**Listing**
####

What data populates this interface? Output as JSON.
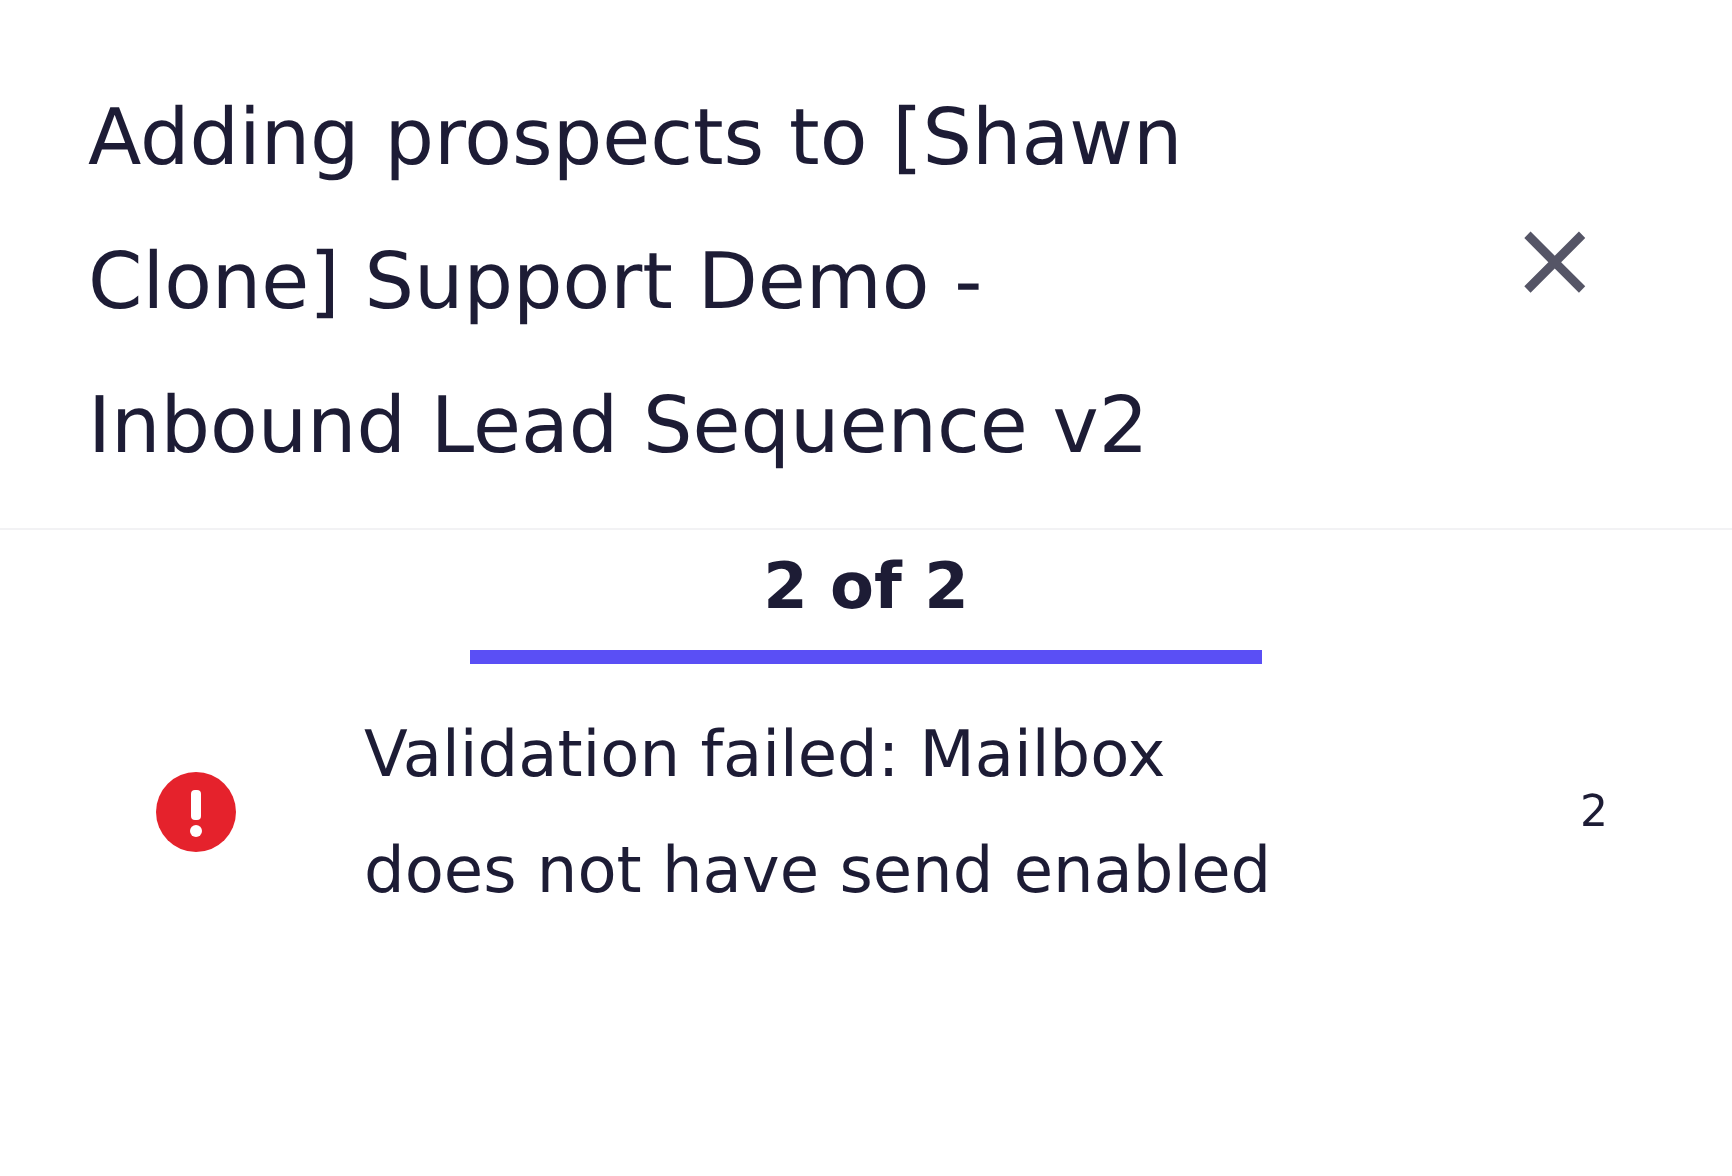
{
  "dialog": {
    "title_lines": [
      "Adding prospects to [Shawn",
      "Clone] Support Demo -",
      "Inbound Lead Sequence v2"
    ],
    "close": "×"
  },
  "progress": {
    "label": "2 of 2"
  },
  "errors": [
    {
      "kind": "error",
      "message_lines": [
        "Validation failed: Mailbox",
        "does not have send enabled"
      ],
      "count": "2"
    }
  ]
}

####

**Task statement**
Quote the records in full and exactly; skip any image.

**Reply to the task**
What data populates this interface? Output as JSON.
{
  "dialog": {
    "title_lines": [
      "Adding prospects to [Shawn",
      "Clone] Support Demo -",
      "Inbound Lead Sequence v2"
    ],
    "close": "×"
  },
  "progress": {
    "label": "2 of 2"
  },
  "errors": [
    {
      "kind": "error",
      "message_lines": [
        "Validation failed: Mailbox",
        "does not have send enabled"
      ],
      "count": "2"
    }
  ]
}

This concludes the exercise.